Study text:
=== Section Start ===
I have some confusion and hope someone can help me to figure out:

• Why do we choose numbers (0, 48) from a uniform distribution to find a random number?
• Why do we divide `[x|y]max` and `min` by 75?
• Can we divide `xmin` and `ymin` by 75 at line 7 and 8, after an image’s normalization step?
``````def read_image_tfds(image, label):
xmin = tf.random.uniform((), 0 , 48, dtype=tf.int32)
ymin = tf.random.uniform((), 0 , 48, dtype=tf.int32)
image = tf.reshape(image, (28,28,1,))
image = tf.image.pad_to_bounding_box(image, ymin, xmin, 75, 75)
image = tf.cast(image, tf.float32)/255.0
xmin = tf.cast(xmin, tf.float32)
ymin = tf.cast(ymin, tf.float32)

xmax = (xmin + 28) / 75
ymax = (ymin + 28) / 75
xmin = xmin / 75
ymin = ymin / 75
return image, (tf.one_hot(label, 10), [xmin, ymin, xmax, ymax])
``````

I’d appreciate your help. Many thanks

1 Like

Hi @jackliu333,

Thanks a lot for your response; I’d appreciate it.

I can get the idea of why we choose 0 and 48. We add 47 to each x and y, and since `tf.random.uniform` accepts the distribution in the range `[minval, maxval)`, the `maxval` should be 48, and then we can get the max 47.

Regarding the decision by 75, I still don’t get it totally. As far as I understand, each pixel’s value stays in range `(0, 254)`, so we divide it by `255` to normalize the value, and we apply this division to all pixels despite an image’s width and height.

Here, `[x|y][min|max]` is simply a coordinate of one random point on the XY coordinate system:

1. The reason we normalize them is that it will be easier to feed NN later.
2. And the range of the new canvas’ X-axis and Y-axis is `(0,74)`, we will divide them by `75`. If there is another image with a different size like `(16, 32)`, we will divide x by `32` and y by `16`.

Am I correct?

In addition, I would like to ask why we need to subtract an image by 1 (line 11), after the normalization step. Is it a compulsory or optional step?

Thanks again

I think your understanding is correct.

On the minus 1 operation, it follows the standard transformation that consists of scaling + centering: first we scale the image by dividing against 127.5, then center the image by minusing 1. The resulting range would be different from say, just dividing by 255, which is more often.

1 Like
=== Section End ===
Source data:
=== Section Start ===
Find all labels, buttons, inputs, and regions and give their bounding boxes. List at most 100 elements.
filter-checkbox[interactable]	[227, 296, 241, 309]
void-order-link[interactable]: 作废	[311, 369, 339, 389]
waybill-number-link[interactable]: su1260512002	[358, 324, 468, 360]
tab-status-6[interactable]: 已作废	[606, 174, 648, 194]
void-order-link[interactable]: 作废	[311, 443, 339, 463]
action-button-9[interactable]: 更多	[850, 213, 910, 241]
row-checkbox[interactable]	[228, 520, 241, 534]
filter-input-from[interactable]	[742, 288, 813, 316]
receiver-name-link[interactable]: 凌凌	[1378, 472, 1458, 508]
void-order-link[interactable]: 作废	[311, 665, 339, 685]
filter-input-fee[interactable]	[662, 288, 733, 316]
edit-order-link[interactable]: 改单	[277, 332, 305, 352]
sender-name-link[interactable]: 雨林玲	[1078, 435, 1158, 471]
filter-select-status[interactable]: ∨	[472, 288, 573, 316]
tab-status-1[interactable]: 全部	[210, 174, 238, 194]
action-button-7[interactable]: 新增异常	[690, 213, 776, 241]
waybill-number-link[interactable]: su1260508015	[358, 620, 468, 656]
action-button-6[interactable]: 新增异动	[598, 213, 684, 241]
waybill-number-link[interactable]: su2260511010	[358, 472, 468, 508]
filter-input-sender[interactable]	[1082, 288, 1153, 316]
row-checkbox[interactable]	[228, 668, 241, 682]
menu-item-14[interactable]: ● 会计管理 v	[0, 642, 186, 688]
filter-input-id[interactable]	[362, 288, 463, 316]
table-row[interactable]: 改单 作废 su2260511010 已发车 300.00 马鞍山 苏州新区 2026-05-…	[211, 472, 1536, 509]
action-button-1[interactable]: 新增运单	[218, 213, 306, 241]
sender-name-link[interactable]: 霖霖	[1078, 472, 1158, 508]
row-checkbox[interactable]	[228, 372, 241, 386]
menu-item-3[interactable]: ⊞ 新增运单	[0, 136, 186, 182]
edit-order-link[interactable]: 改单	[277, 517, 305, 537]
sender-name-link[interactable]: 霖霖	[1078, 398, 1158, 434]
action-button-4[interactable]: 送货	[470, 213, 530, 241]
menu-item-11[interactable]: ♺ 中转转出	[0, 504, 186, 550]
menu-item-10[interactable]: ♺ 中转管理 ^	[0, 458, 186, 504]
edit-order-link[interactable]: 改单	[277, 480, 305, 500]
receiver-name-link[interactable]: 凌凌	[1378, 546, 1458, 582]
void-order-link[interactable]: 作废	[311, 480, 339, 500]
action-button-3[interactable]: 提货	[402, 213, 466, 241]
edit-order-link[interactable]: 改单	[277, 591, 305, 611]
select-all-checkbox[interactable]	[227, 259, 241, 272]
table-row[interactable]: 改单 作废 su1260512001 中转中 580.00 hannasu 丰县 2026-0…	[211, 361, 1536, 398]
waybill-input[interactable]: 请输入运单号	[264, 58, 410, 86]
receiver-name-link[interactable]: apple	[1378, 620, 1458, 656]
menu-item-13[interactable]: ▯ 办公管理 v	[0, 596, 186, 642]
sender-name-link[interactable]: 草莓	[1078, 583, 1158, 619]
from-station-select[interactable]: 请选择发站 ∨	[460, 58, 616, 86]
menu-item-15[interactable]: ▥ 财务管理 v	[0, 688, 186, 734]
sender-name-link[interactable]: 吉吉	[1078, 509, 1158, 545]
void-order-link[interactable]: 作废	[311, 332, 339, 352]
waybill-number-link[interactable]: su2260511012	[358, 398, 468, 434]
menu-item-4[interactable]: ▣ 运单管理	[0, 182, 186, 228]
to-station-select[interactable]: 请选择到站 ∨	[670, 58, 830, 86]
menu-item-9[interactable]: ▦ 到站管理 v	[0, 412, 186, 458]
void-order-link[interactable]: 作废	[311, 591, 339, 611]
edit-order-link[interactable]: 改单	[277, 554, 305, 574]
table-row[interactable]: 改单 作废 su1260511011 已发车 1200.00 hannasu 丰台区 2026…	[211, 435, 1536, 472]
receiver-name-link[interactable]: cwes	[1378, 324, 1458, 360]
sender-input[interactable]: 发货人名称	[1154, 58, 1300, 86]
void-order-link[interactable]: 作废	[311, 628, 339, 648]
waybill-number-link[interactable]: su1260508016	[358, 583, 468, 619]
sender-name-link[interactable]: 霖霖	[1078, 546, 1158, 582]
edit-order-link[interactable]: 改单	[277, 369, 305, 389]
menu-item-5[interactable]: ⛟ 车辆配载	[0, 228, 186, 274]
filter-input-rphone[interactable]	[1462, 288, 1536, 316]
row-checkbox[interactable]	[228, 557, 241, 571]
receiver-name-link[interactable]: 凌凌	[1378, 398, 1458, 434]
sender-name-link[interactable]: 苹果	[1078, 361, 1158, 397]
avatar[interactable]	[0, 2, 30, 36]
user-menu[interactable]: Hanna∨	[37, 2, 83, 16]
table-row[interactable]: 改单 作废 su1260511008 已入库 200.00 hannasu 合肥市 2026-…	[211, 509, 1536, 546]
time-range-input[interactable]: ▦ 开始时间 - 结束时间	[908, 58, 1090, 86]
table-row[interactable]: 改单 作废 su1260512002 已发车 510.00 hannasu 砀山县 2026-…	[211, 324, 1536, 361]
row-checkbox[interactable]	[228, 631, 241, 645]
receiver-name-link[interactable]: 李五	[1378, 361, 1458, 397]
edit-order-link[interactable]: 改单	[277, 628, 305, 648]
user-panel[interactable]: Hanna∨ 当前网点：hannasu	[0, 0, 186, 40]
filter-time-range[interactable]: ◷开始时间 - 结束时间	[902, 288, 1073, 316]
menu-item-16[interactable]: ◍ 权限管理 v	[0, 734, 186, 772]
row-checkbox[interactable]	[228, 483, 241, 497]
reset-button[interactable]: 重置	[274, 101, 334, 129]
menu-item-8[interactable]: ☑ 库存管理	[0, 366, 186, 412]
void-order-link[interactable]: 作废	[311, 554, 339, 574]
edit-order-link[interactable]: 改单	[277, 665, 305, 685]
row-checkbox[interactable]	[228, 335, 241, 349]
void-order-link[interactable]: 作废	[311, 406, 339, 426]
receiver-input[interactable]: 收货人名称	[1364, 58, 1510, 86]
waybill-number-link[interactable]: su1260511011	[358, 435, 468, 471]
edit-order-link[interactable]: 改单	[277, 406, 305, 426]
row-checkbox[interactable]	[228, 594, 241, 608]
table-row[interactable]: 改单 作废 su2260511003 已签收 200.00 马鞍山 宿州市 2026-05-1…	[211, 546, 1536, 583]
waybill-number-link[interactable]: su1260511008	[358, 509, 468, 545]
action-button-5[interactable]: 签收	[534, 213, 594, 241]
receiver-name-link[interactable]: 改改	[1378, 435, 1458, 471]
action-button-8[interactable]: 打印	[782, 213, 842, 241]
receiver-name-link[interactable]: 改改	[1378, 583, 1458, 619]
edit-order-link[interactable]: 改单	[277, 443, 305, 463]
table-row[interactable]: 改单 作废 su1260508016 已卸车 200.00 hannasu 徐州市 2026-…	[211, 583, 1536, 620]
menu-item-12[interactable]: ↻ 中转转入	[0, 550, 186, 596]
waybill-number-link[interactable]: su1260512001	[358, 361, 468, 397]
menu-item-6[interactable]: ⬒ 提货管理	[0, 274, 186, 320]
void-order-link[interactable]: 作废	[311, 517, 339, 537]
=== Section End ===
Work task 1: Copy the forum thread's wording from "I have some" up to and including "xmin = tf.random.uniform((), 0 , 48, dtype=tf.int32)".
Work task 2: According to the forum thread, which two steps make up the standard transformation behind the minus 1 operation?

Response area 1:
I have some confusion and hope someone can help me to figure out:

• Why do we choose numbers (0, 48) from a uniform distribution to find a random number?
• Why do we divide `[x|y]max` and `min` by 75?
• Can we divide `xmin` and `ymin` by 75 at line 7 and 8, after an image’s normalization step?
``````def read_image_tfds(image, label):
xmin = tf.random.uniform((), 0 , 48, dtype=tf.int32)

Response area 2: Scaling the image by dividing it by 127.5, then centering it by subtracting 1.